Show all lines from the listing below that contain "value".

-- Begin --

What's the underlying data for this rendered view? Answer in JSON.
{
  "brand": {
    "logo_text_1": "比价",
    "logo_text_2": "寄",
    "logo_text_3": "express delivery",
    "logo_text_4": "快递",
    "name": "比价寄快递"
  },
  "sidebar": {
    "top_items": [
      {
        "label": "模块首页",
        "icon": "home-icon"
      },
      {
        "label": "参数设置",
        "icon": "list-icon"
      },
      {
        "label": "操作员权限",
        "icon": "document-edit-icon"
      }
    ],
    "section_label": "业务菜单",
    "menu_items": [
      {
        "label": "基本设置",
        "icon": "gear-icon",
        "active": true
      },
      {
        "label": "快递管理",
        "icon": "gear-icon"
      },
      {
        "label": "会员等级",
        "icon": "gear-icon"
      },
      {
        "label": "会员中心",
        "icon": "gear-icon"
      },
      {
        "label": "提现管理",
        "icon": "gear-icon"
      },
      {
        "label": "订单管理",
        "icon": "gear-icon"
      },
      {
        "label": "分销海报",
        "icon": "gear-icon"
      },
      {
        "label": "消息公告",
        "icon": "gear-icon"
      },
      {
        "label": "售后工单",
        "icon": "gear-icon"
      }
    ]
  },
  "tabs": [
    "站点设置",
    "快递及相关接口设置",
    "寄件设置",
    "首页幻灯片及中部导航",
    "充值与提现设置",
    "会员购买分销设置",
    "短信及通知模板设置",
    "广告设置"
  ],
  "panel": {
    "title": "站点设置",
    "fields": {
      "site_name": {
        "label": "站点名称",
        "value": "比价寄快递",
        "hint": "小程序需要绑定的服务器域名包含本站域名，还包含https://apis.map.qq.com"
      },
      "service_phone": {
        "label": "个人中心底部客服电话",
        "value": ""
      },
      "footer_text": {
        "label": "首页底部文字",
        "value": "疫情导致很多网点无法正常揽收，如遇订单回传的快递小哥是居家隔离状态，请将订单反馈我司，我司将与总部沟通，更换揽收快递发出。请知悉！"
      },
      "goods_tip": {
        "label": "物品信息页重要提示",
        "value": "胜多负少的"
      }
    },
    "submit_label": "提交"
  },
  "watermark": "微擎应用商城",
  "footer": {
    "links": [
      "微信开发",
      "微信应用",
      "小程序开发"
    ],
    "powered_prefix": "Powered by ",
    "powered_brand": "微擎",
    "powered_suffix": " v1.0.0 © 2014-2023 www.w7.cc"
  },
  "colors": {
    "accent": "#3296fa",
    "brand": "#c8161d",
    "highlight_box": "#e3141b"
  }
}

-- End --

■ The solution:
        "value": "比价寄快递",
        "value": ""
        "value": "疫情导致很多网点无法正常揽收，如遇订单回传的快递小哥是居家隔离状态，请将订单反馈我司，我司将与总部沟通，更换揽收快递发出。请知悉！"
        "value": "胜多负少的"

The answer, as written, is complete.